::: Quoted passage :::

On the surface, Polk Audio's little L100 bookshelf may seem like the least interesting offering in the company's new Legend Series lineup. That's especially the case when you consider that the upper end of the lineup, the L800, includes the return of distinctive Polk technologies like Stereo Dimensional Array. Heck, the L100 isn't even compatible with the line's Legend Series Height Module, which adds an up-firing element to the L600 and aforementioned L800.
But don't discount this compact wunderkind. While the L100 may not pack quite as much in the way of whizbang wizardry as its bigger brethren, it's still representative of the design philosophy that went into the overall Legend Series lineup. At $1,199 per pair, the L100 boasts the same Pinnacle Tweeter as the rest of the family--a newly designed one-inch ring radiator that extends the speaker's frequency response up to 38,000 Hz (±3dB). This two-way speaker also features a 5.25-inch version of the Turbine Cone driver found throughout the line, which is essentially a foam-core woofer with molded spiral protrusions that enhance the rigidity of the driver without adding mass.

::: Data provided :::

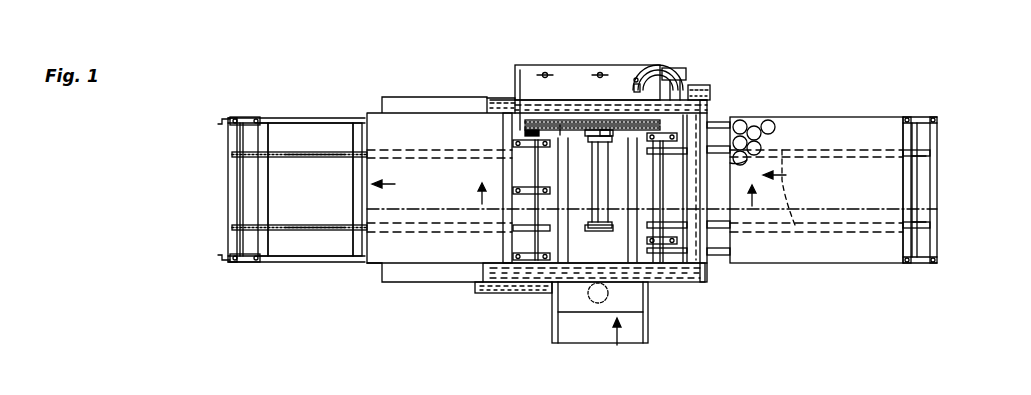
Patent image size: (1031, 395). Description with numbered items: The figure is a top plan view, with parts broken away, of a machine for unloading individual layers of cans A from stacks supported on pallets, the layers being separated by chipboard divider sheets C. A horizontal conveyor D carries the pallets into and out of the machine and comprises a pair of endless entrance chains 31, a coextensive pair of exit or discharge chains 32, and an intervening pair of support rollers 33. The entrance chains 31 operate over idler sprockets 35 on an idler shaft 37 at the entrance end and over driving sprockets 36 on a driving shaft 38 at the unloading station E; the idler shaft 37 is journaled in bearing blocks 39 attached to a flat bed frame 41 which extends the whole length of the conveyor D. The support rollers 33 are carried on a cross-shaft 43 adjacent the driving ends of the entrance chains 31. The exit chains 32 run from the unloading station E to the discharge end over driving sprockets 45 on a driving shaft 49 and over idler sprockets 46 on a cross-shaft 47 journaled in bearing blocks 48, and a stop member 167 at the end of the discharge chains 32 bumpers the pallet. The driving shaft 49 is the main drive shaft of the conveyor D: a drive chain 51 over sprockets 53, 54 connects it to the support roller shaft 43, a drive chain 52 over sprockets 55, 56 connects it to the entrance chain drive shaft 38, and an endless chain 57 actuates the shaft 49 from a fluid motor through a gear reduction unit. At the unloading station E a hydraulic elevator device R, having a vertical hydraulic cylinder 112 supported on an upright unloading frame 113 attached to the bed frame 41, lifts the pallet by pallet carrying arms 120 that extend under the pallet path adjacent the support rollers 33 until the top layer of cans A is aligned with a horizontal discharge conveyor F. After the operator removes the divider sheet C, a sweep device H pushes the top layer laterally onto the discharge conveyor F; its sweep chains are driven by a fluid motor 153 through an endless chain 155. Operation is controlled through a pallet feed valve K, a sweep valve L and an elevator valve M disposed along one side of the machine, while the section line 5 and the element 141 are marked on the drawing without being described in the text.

The section line 5 is at (616, 185).
The endless entrance chains 31 is at (797, 187).
The exit or discharge chains 32 is at (288, 152).
The support rollers 33 is at (596, 130).
The idler sprockets 35 is at (932, 153).
The driving sprockets 36 is at (660, 168).
The idler shaft 37 is at (912, 189).
The driving shaft 38 is at (660, 188).
The bearing blocks 39 is at (920, 118).
The bed frame 41 is at (937, 212).
The cross-shaft 43 is at (600, 177).
The driving sprockets 45 is at (513, 143).
The idler sprockets 46 is at (232, 155).
The cross-shaft 47 is at (237, 185).
The bearing blocks 48 is at (252, 108).
The driving shaft 49 is at (540, 246).
The endless drive chain 51 is at (548, 130).
The endless drive chain 52 is at (572, 130).
The sprocket 53 is at (528, 132).
The sprocket 54 is at (612, 130).
The sprocket 55 is at (530, 118).
The sprocket 56 is at (662, 116).
The endless chain 57 is at (495, 292).
The hydraulic cylinder 112 is at (599, 303).
The unloading frame 113 is at (704, 283).
The pallet carrying arms 120 is at (566, 202).
The frame 141 is at (367, 174).
The fluid motor 153 is at (686, 70).
The endless chain 155 is at (710, 86).
The stop member 167 is at (218, 121).
The cans or containers A is at (760, 133).
The chipboard divider sheets C is at (845, 255).
The horizontal conveyor D is at (912, 156).
The unloading station E is at (688, 288).
The discharge conveyor F is at (398, 247).
The sweep device H is at (712, 251).
The pallet feed valve K is at (545, 72).
The sweep valve L is at (601, 72).
The elevator valve M is at (638, 80).
The hydraulic elevator device R is at (616, 345).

:::

• Your tasks
**a)** Rewrite the L100 article from "But don't discount" to "without adding mass.", replacing "Turbine Cone" with "Spiral Cone".
**b)** Please answer these questions from the L100 article:
(i) What is the price of the L100 per pair?
(ii) Which models does the Legend Series Height Module add an up-firing element to?
(iii) Up to what frequency does the Pinnacle Tweeter extend the speaker's response?
**c)** State whether each statement agrees with the L100 article, quoting the words that decide it:
(i) The L100 works with the Legend Series Height Module.
(ii) The L100 uses a 5.25-inch Turbine Cone driver.
(iii) The L100 is a three-way speaker.
The lines come from a different source than the L100 article.

• Exercise answers
**a)**
But don't discount this compact wunderkind. While the L100 may not pack quite as much in the way of whizbang wizardry as its bigger brethren, it's still representative of the design philosophy that went into the overall Legend Series lineup. At $1,199 per pair, the L100 boasts the same Pinnacle Tweeter as the rest of the family--a newly designed one-inch ring radiator that extends the speaker's frequency response up to 38,000 Hz (±3dB). This two-way speaker also features a 5.25-inch version of the Spiral Cone driver found throughout the line, which is essentially a foam-core woofer with molded spiral protrusions that enhance the rigidity of the driver without adding mass.

**b)**
(i) $1,199 per pair.
(ii) The L600 and the L800.
(iii) 38,000 Hz (±3dB).

**c)**
(i) No: "the L100 isn't even compatible with the line's Legend Series Height Module"
(ii) Yes: "a 5.25-inch version of the Turbine Cone driver"
(iii) No: "This two-way speaker"